--- start DATA SUPPLIED ---

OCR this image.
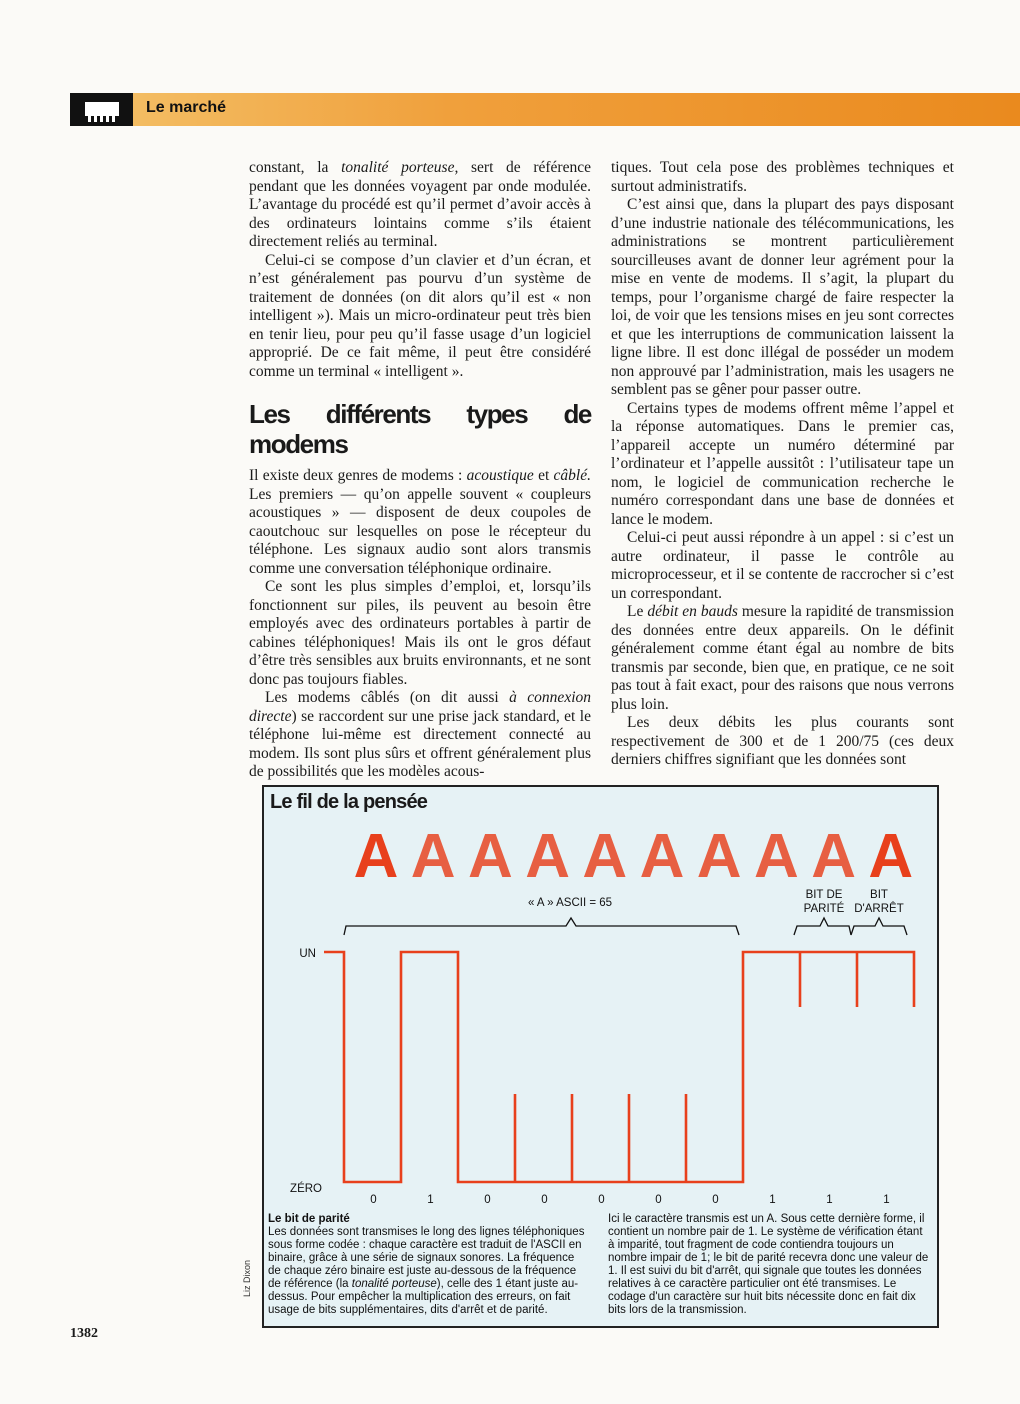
Le marché

constant, la tonalité porteuse, sert de référence pendant que les données voyagent par onde modulée. L’avantage du procédé est qu’il permet d’avoir accès à des ordinateurs lointains comme s’ils étaient directement reliés au terminal.

Celui-ci se compose d’un clavier et d’un écran, et n’est généralement pas pourvu d’un système de traitement de données (on dit alors qu’il est « non intelligent »). Mais un micro-ordinateur peut très bien en tenir lieu, pour peu qu’il fasse usage d’un logiciel approprié. De ce fait même, il peut être considéré comme un terminal « intelligent ».

Les différents types de modems

Il existe deux genres de modems : acoustique et câblé. Les premiers — qu’on appelle souvent « coupleurs acoustiques » — disposent de deux coupoles de caoutchouc sur lesquelles on pose le récepteur du téléphone. Les signaux audio sont alors transmis comme une conversation téléphonique ordinaire.

Ce sont les plus simples d’emploi, et, lorsqu’ils fonctionnent sur piles, ils peuvent au besoin être employés avec des ordinateurs portables à partir de cabines téléphoniques! Mais ils ont le gros défaut d’être très sensibles aux bruits environnants, et ne sont donc pas toujours fiables.

Les modems câblés (on dit aussi à connexion directe) se raccordent sur une prise jack standard, et le téléphone lui-même est directement connecté au modem. Ils sont plus sûrs et offrent généralement plus de possibilités que les modèles acous-

tiques. Tout cela pose des problèmes techniques et surtout administratifs.

C’est ainsi que, dans la plupart des pays disposant d’une industrie nationale des télécommunications, les administrations se montrent particulièrement sourcilleuses avant de donner leur agrément pour la mise en vente de modems. Il s’agit, la plupart du temps, pour l’organisme chargé de faire respecter la loi, de voir que les tensions mises en jeu sont correctes et que les interruptions de communication laissent la ligne libre. Il est donc illégal de posséder un modem non approuvé par l’administration, mais les usagers ne semblent pas se gêner pour passer outre.

Certains types de modems offrent même l’appel et la réponse automatiques. Dans le premier cas, l’appareil accepte un numéro déterminé par l’ordinateur et l’appelle aussitôt : l’utilisateur tape un nom, le logiciel de communication recherche le numéro correspondant dans une base de données et lance le modem.

Celui-ci peut aussi répondre à un appel : si c’est un autre ordinateur, il passe le contrôle au microprocesseur, et il se contente de raccrocher si c’est un correspondant.

Le débit en bauds mesure la rapidité de transmission des données entre deux appareils. On le définit généralement comme étant égal au nombre de bits transmis par seconde, bien que, en pratique, ce ne soit pas tout à fait exact, pour des raisons que nous verrons plus loin.

Les deux débits les plus courants sont respectivement de 300 et de 1 200/75 (ces deux derniers chiffres signifiant que les données sont

A A A A A A A A A A
« A » ASCII = 65
BIT DE
PARITÉ
BIT
D'ARRÊT
UN
ZÉRO
0	1	0	0	0	0	0	1	1	1
Le fil de la pensée
Le bit de parité
Les données sont transmises le long des lignes téléphoniques sous forme codée : chaque caractère est traduit de l'ASCII en binaire, grâce à une série de signaux sonores. La fréquence de chaque zéro binaire est juste au-dessous de la fréquence de référence (la tonalité porteuse), celle des 1 étant juste au-dessus. Pour empêcher la multiplication des erreurs, on fait usage de bits supplémentaires, dits d'arrêt et de parité.
Ici le caractère transmis est un A. Sous cette dernière forme, il contient un nombre pair de 1. Le système de vérification étant à imparité, tout fragment de code contiendra toujours un nombre impair de 1; le bit de parité recevra donc une valeur de 1. Il est suivi du bit d'arrêt, qui signale que toutes les données relatives à ce caractère particulier ont été transmises. Le codage d'un caractère sur huit bits nécessite donc en fait dix bits lors de la transmission.
Liz Dixon
1382
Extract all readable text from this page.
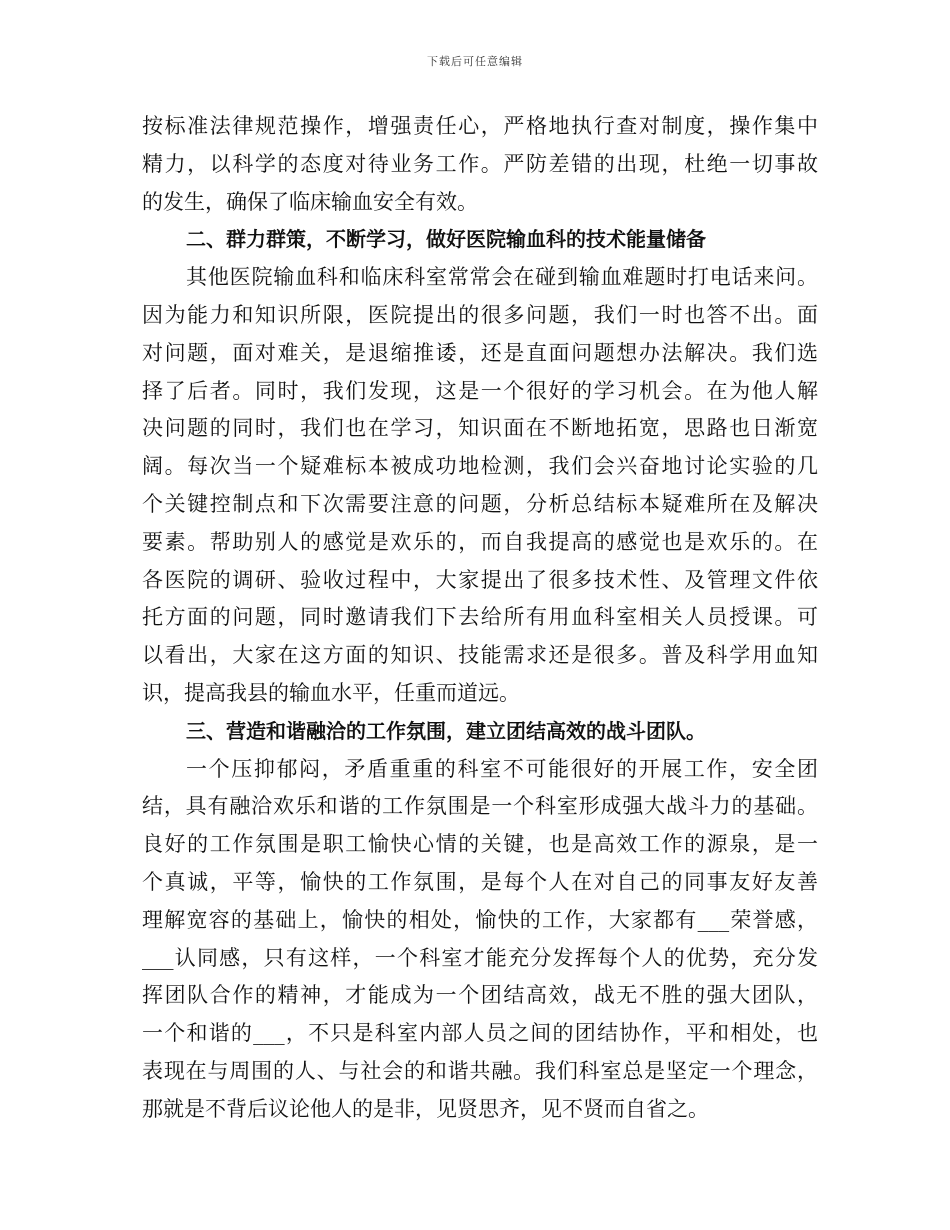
下载后可任意编辑
按标准法律规范操作，增强责任心，严格地执行查对制度，操作集中
精力，以科学的态度对待业务工作。严防差错的出现，杜绝一切事故
的发生，确保了临床输血安全有效。
二、群力群策，不断学习，做好医院输血科的技术能量储备
其他医院输血科和临床科室常常会在碰到输血难题时打电话来问。
因为能力和知识所限，医院提出的很多问题，我们一时也答不出。面
对问题，面对难关，是退缩推诿，还是直面问题想办法解决。我们选
择了后者。同时，我们发现，这是一个很好的学习机会。在为他人解
决问题的同时，我们也在学习，知识面在不断地拓宽，思路也日渐宽
阔。每次当一个疑难标本被成功地检测，我们会兴奋地讨论实验的几
个关键控制点和下次需要注意的问题，分析总结标本疑难所在及解决
要素。帮助别人的感觉是欢乐的，而自我提高的感觉也是欢乐的。在
各医院的调研、验收过程中，大家提出了很多技术性、及管理文件依
托方面的问题，同时邀请我们下去给所有用血科室相关人员授课。可
以看出，大家在这方面的知识、技能需求还是很多。普及科学用血知
识，提高我县的输血水平，任重而道远。
三、营造和谐融洽的工作氛围，建立团结高效的战斗团队。
一个压抑郁闷，矛盾重重的科室不可能很好的开展工作，安全团
结，具有融洽欢乐和谐的工作氛围是一个科室形成强大战斗力的基础。
良好的工作氛围是职工愉快心情的关键，也是高效工作的源泉，是一
个真诚，平等，愉快的工作氛围，是每个人在对自己的同事友好友善
理解宽容的基础上，愉快的相处，愉快的工作，大家都有___荣誉感，
___认同感，只有这样，一个科室才能充分发挥每个人的优势，充分发
挥团队合作的精神，才能成为一个团结高效，战无不胜的强大团队，
一个和谐的___，不只是科室内部人员之间的团结协作，平和相处，也
表现在与周围的人、与社会的和谐共融。我们科室总是坚定一个理念，
那就是不背后议论他人的是非，见贤思齐，见不贤而自省之。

--- end DATA SUPPLIED ---

STATED TASK: Quote the listing above in full, except for the pictures.

ANSWER FOR THIS EXERCISE:
OCR this image.
Le marché

constant, la tonalité porteuse, sert de référence pendant que les données voyagent par onde modulée. L’avantage du procédé est qu’il permet d’avoir accès à des ordinateurs lointains comme s’ils étaient directement reliés au terminal.

Celui-ci se compose d’un clavier et d’un écran, et n’est généralement pas pourvu d’un système de traitement de données (on dit alors qu’il est « non intelligent »). Mais un micro-ordinateur peut très bien en tenir lieu, pour peu qu’il fasse usage d’un logiciel approprié. De ce fait même, il peut être considéré comme un terminal « intelligent ».

Les différents types de modems

Il existe deux genres de modems : acoustique et câblé. Les premiers — qu’on appelle souvent « coupleurs acoustiques » — disposent de deux coupoles de caoutchouc sur lesquelles on pose le récepteur du téléphone. Les signaux audio sont alors transmis comme une conversation téléphonique ordinaire.

Ce sont les plus simples d’emploi, et, lorsqu’ils fonctionnent sur piles, ils peuvent au besoin être employés avec des ordinateurs portables à partir de cabines téléphoniques! Mais ils ont le gros défaut d’être très sensibles aux bruits environnants, et ne sont donc pas toujours fiables.

Les modems câblés (on dit aussi à connexion directe) se raccordent sur une prise jack standard, et le téléphone lui-même est directement connecté au modem. Ils sont plus sûrs et offrent généralement plus de possibilités que les modèles acous-

tiques. Tout cela pose des problèmes techniques et surtout administratifs.

C’est ainsi que, dans la plupart des pays disposant d’une industrie nationale des télécommunications, les administrations se montrent particulièrement sourcilleuses avant de donner leur agrément pour la mise en vente de modems. Il s’agit, la plupart du temps, pour l’organisme chargé de faire respecter la loi, de voir que les tensions mises en jeu sont correctes et que les interruptions de communication laissent la ligne libre. Il est donc illégal de posséder un modem non approuvé par l’administration, mais les usagers ne semblent pas se gêner pour passer outre.

Certains types de modems offrent même l’appel et la réponse automatiques. Dans le premier cas, l’appareil accepte un numéro déterminé par l’ordinateur et l’appelle aussitôt : l’utilisateur tape un nom, le logiciel de communication recherche le numéro correspondant dans une base de données et lance le modem.

Celui-ci peut aussi répondre à un appel : si c’est un autre ordinateur, il passe le contrôle au microprocesseur, et il se contente de raccrocher si c’est un correspondant.

Le débit en bauds mesure la rapidité de transmission des données entre deux appareils. On le définit généralement comme étant égal au nombre de bits transmis par seconde, bien que, en pratique, ce ne soit pas tout à fait exact, pour des raisons que nous verrons plus loin.

Les deux débits les plus courants sont respectivement de 300 et de 1 200/75 (ces deux derniers chiffres signifiant que les données sont

A A A A A A A A A A
« A » ASCII = 65
BIT DE
PARITÉ
BIT
D'ARRÊT
UN
ZÉRO
0	1	0	0	0	0	0	1	1	1
Le fil de la pensée
Le bit de parité
Les données sont transmises le long des lignes téléphoniques sous forme codée : chaque caractère est traduit de l'ASCII en binaire, grâce à une série de signaux sonores. La fréquence de chaque zéro binaire est juste au-dessous de la fréquence de référence (la tonalité porteuse), celle des 1 étant juste au-dessus. Pour empêcher la multiplication des erreurs, on fait usage de bits supplémentaires, dits d'arrêt et de parité.
Ici le caractère transmis est un A. Sous cette dernière forme, il contient un nombre pair de 1. Le système de vérification étant à imparité, tout fragment de code contiendra toujours un nombre impair de 1; le bit de parité recevra donc une valeur de 1. Il est suivi du bit d'arrêt, qui signale que toutes les données relatives à ce caractère particulier ont été transmises. Le codage d'un caractère sur huit bits nécessite donc en fait dix bits lors de la transmission.
Liz Dixon
1382
Extract all readable text from this page.
下载后可任意编辑
按标准法律规范操作，增强责任心，严格地执行查对制度，操作集中
精力，以科学的态度对待业务工作。严防差错的出现，杜绝一切事故
的发生，确保了临床输血安全有效。
二、群力群策，不断学习，做好医院输血科的技术能量储备
其他医院输血科和临床科室常常会在碰到输血难题时打电话来问。
因为能力和知识所限，医院提出的很多问题，我们一时也答不出。面
对问题，面对难关，是退缩推诿，还是直面问题想办法解决。我们选
择了后者。同时，我们发现，这是一个很好的学习机会。在为他人解
决问题的同时，我们也在学习，知识面在不断地拓宽，思路也日渐宽
阔。每次当一个疑难标本被成功地检测，我们会兴奋地讨论实验的几
个关键控制点和下次需要注意的问题，分析总结标本疑难所在及解决
要素。帮助别人的感觉是欢乐的，而自我提高的感觉也是欢乐的。在
各医院的调研、验收过程中，大家提出了很多技术性、及管理文件依
托方面的问题，同时邀请我们下去给所有用血科室相关人员授课。可
以看出，大家在这方面的知识、技能需求还是很多。普及科学用血知
识，提高我县的输血水平，任重而道远。
三、营造和谐融洽的工作氛围，建立团结高效的战斗团队。
一个压抑郁闷，矛盾重重的科室不可能很好的开展工作，安全团
结，具有融洽欢乐和谐的工作氛围是一个科室形成强大战斗力的基础。
良好的工作氛围是职工愉快心情的关键，也是高效工作的源泉，是一
个真诚，平等，愉快的工作氛围，是每个人在对自己的同事友好友善
理解宽容的基础上，愉快的相处，愉快的工作，大家都有___荣誉感，
___认同感，只有这样，一个科室才能充分发挥每个人的优势，充分发
挥团队合作的精神，才能成为一个团结高效，战无不胜的强大团队，
一个和谐的___，不只是科室内部人员之间的团结协作，平和相处，也
表现在与周围的人、与社会的和谐共融。我们科室总是坚定一个理念，
那就是不背后议论他人的是非，见贤思齐，见不贤而自省之。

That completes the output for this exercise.